Quote every line of the data below as it stands, omitting pictures.

== Input records

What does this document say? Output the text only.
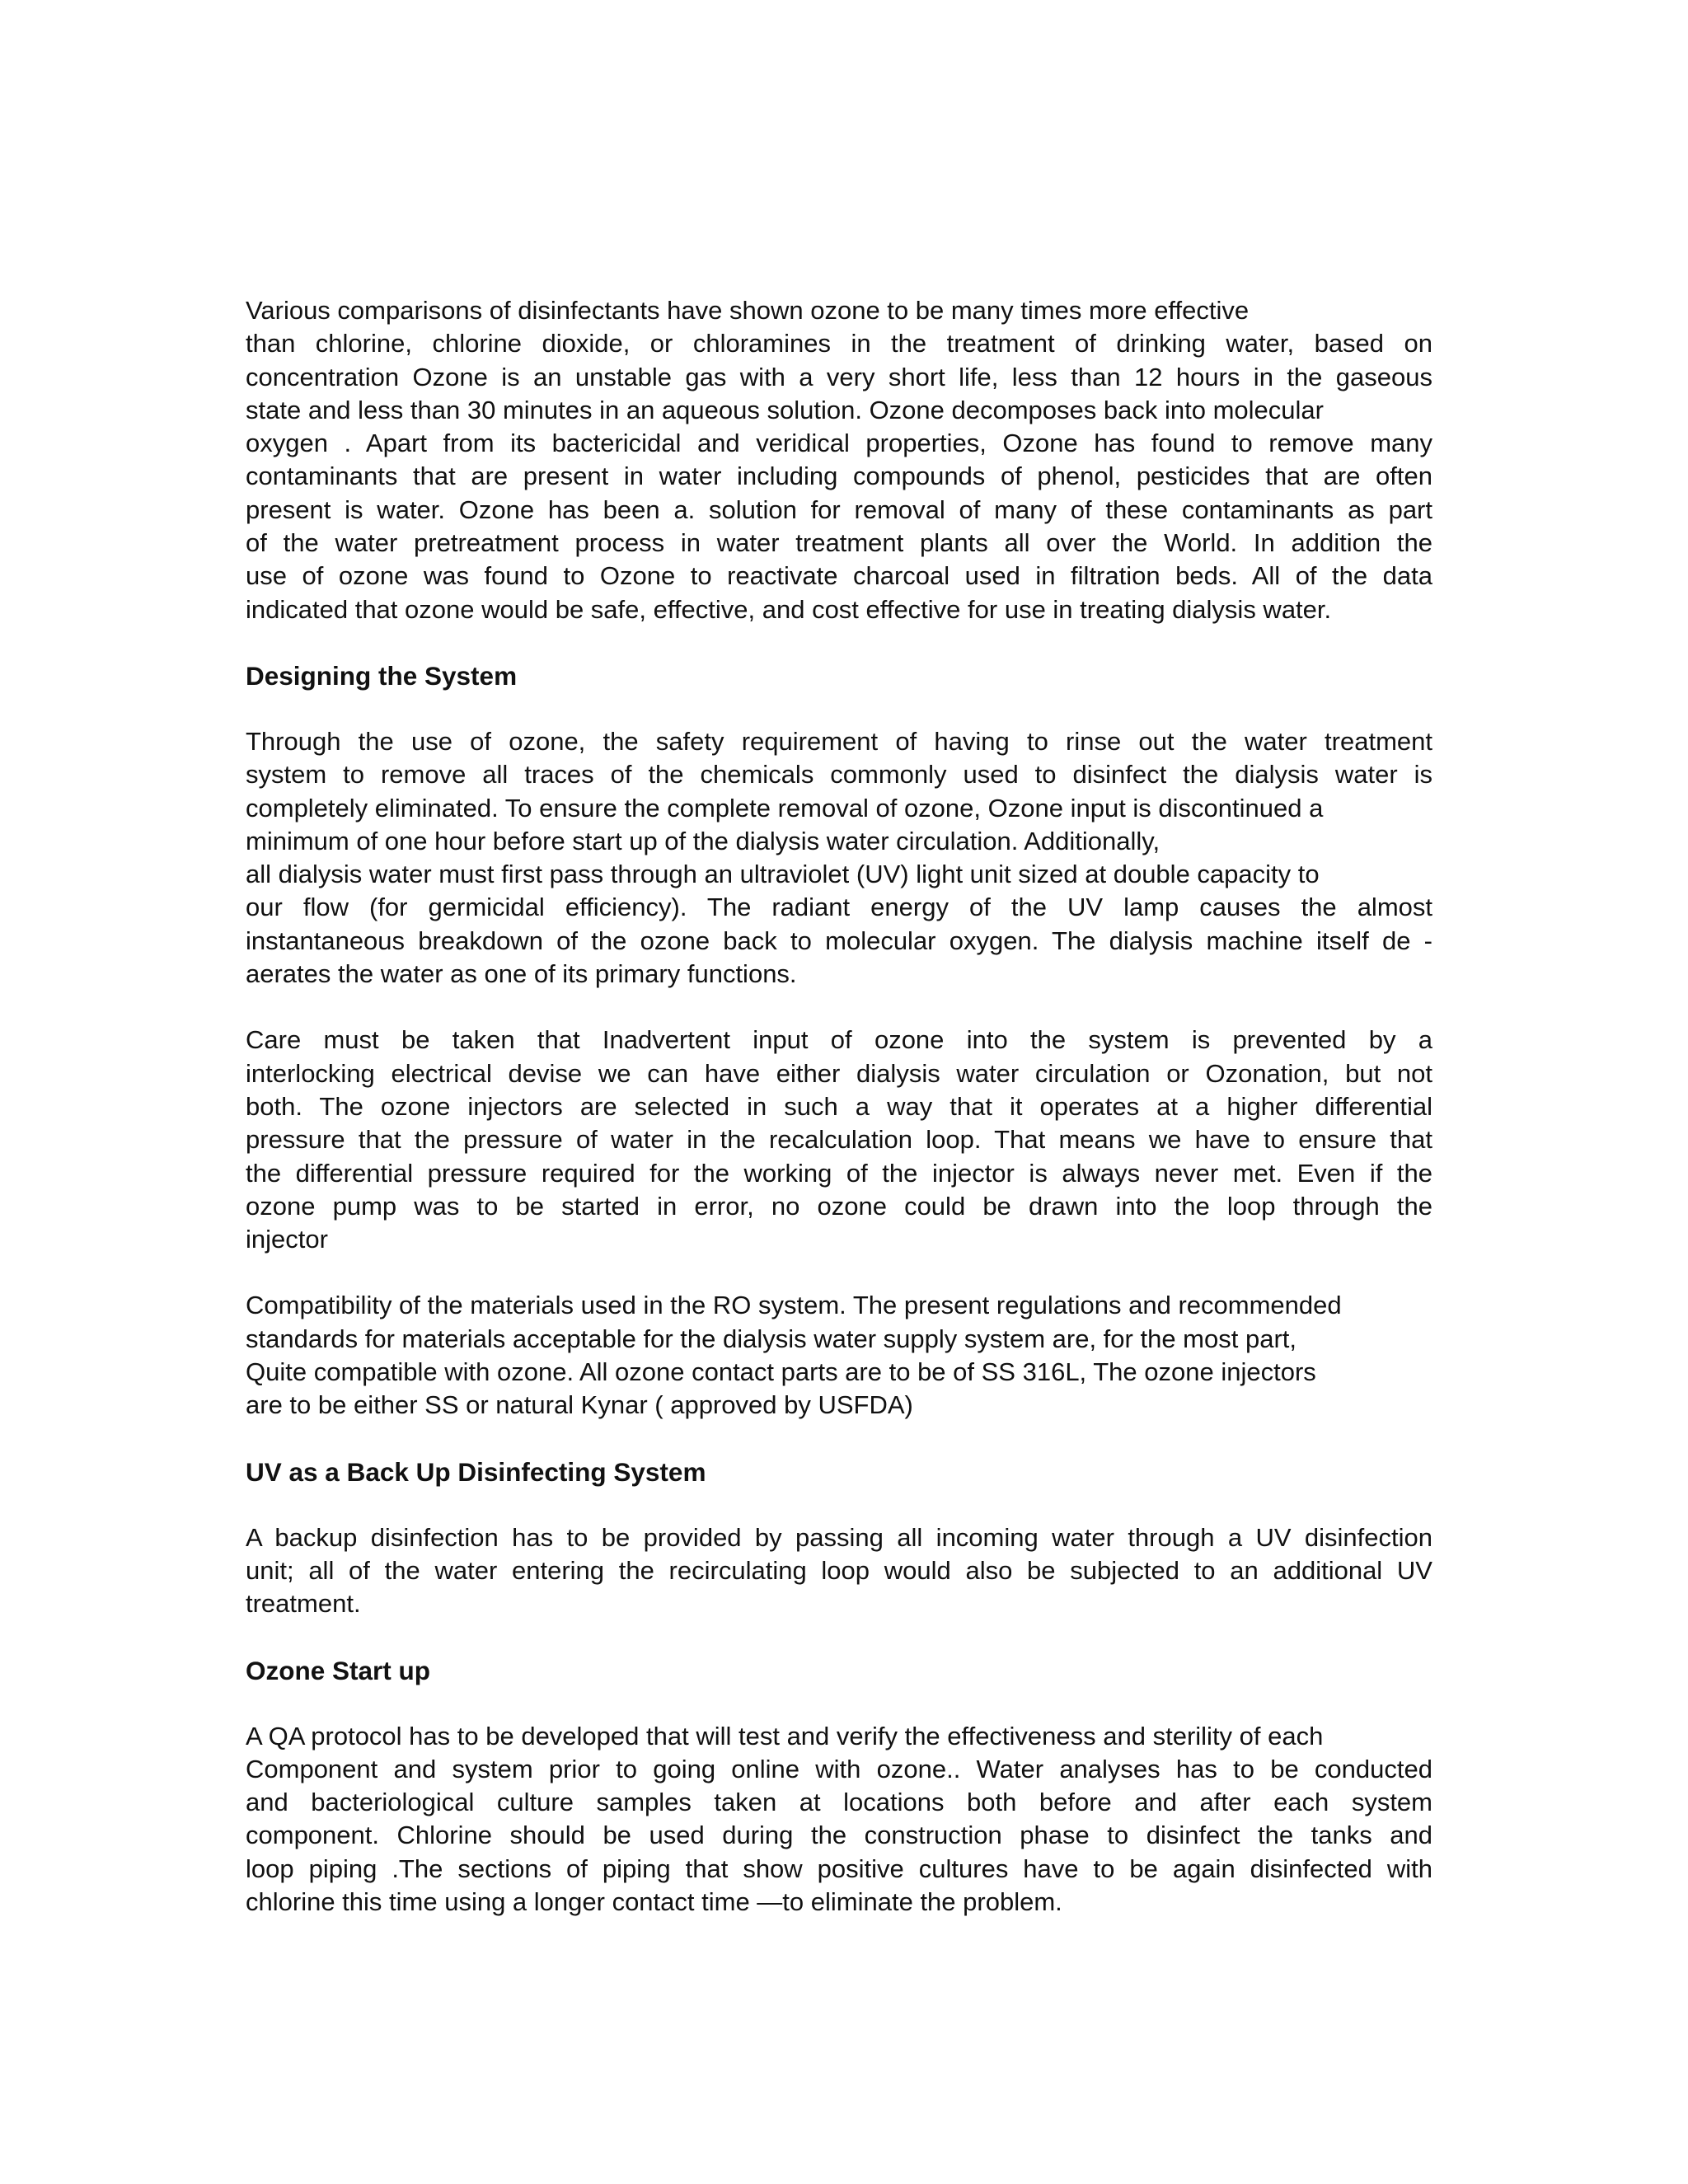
Various comparisons of disinfectants have shown ozone to be many times more effective
than chlorine, chlorine dioxide, or chloramines in the treatment of drinking water, based on
concentration Ozone is an unstable gas with a very short life, less than 12 hours in the gaseous
state and less than 30 minutes in an aqueous solution. Ozone decomposes back into molecular
oxygen . Apart from its bactericidal and veridical properties, Ozone has found to remove many
contaminants that are present in water including compounds of phenol, pesticides that are often
present is water. Ozone has been a. solution for removal of many of these contaminants as part
of the water pretreatment process in water treatment plants all over the World. In addition the
use of ozone was found to Ozone to reactivate charcoal used in filtration beds. All of the data
indicated that ozone would be safe, effective, and cost effective for use in treating dialysis water.
Designing the System
Through the use of ozone, the safety requirement of having to rinse out the water treatment
system to remove all traces of the chemicals commonly used to disinfect the dialysis water is
completely eliminated. To ensure the complete removal of ozone, Ozone input is discontinued a
minimum of one hour before start up of the dialysis water circulation. Additionally,
all dialysis water must first pass through an ultraviolet (UV) light unit sized at double capacity to
our flow (for germicidal efficiency). The radiant energy of the UV lamp causes the almost
instantaneous breakdown of the ozone back to molecular oxygen. The dialysis machine itself de -
aerates the water as one of its primary functions.
Care must be taken that Inadvertent input of ozone into the system is prevented by a
interlocking electrical devise we can have either dialysis water circulation or Ozonation, but not
both. The ozone injectors are selected in such a way that it operates at a higher differential
pressure that the pressure of water in the recalculation loop. That means we have to ensure that
the differential pressure required for the working of the injector is always never met. Even if the
ozone pump was to be started in error, no ozone could be drawn into the loop through the
injector
Compatibility of the materials used in the RO system. The present regulations and recommended
standards for materials acceptable for the dialysis water supply system are, for the most part,
Quite compatible with ozone. All ozone contact parts are to be of SS 316L, The ozone injectors
are to be either SS or natural Kynar ( approved by USFDA)
UV as a Back Up Disinfecting System
A backup disinfection has to be provided by passing all incoming water through a UV disinfection
unit; all of the water entering the recirculating loop would also be subjected to an additional UV
treatment.
Ozone Start up
A QA protocol has to be developed that will test and verify the effectiveness and sterility of each
Component and system prior to going online with ozone.. Water analyses has to be conducted
and bacteriological culture samples taken at locations both before and after each system
component. Chlorine should be used during the construction phase to disinfect the tanks and
loop piping .The sections of piping that show positive cultures have to be again disinfected with
chlorine this time using a longer contact time —to eliminate the problem.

====

Answer area:
What does this document say? Output the text only.
Various comparisons of disinfectants have shown ozone to be many times more effective
than chlorine, chlorine dioxide, or chloramines in the treatment of drinking water, based on
concentration Ozone is an unstable gas with a very short life, less than 12 hours in the gaseous
state and less than 30 minutes in an aqueous solution. Ozone decomposes back into molecular
oxygen . Apart from its bactericidal and veridical properties, Ozone has found to remove many
contaminants that are present in water including compounds of phenol, pesticides that are often
present is water. Ozone has been a. solution for removal of many of these contaminants as part
of the water pretreatment process in water treatment plants all over the World. In addition the
use of ozone was found to Ozone to reactivate charcoal used in filtration beds. All of the data
indicated that ozone would be safe, effective, and cost effective for use in treating dialysis water.
Designing the System
Through the use of ozone, the safety requirement of having to rinse out the water treatment
system to remove all traces of the chemicals commonly used to disinfect the dialysis water is
completely eliminated. To ensure the complete removal of ozone, Ozone input is discontinued a
minimum of one hour before start up of the dialysis water circulation. Additionally,
all dialysis water must first pass through an ultraviolet (UV) light unit sized at double capacity to
our flow (for germicidal efficiency). The radiant energy of the UV lamp causes the almost
instantaneous breakdown of the ozone back to molecular oxygen. The dialysis machine itself de -
aerates the water as one of its primary functions.
Care must be taken that Inadvertent input of ozone into the system is prevented by a
interlocking electrical devise we can have either dialysis water circulation or Ozonation, but not
both. The ozone injectors are selected in such a way that it operates at a higher differential
pressure that the pressure of water in the recalculation loop. That means we have to ensure that
the differential pressure required for the working of the injector is always never met. Even if the
ozone pump was to be started in error, no ozone could be drawn into the loop through the
injector
Compatibility of the materials used in the RO system. The present regulations and recommended
standards for materials acceptable for the dialysis water supply system are, for the most part,
Quite compatible with ozone. All ozone contact parts are to be of SS 316L, The ozone injectors
are to be either SS or natural Kynar ( approved by USFDA)
UV as a Back Up Disinfecting System
A backup disinfection has to be provided by passing all incoming water through a UV disinfection
unit; all of the water entering the recirculating loop would also be subjected to an additional UV
treatment.
Ozone Start up
A QA protocol has to be developed that will test and verify the effectiveness and sterility of each
Component and system prior to going online with ozone.. Water analyses has to be conducted
and bacteriological culture samples taken at locations both before and after each system
component. Chlorine should be used during the construction phase to disinfect the tanks and
loop piping .The sections of piping that show positive cultures have to be again disinfected with
chlorine this time using a longer contact time —to eliminate the problem.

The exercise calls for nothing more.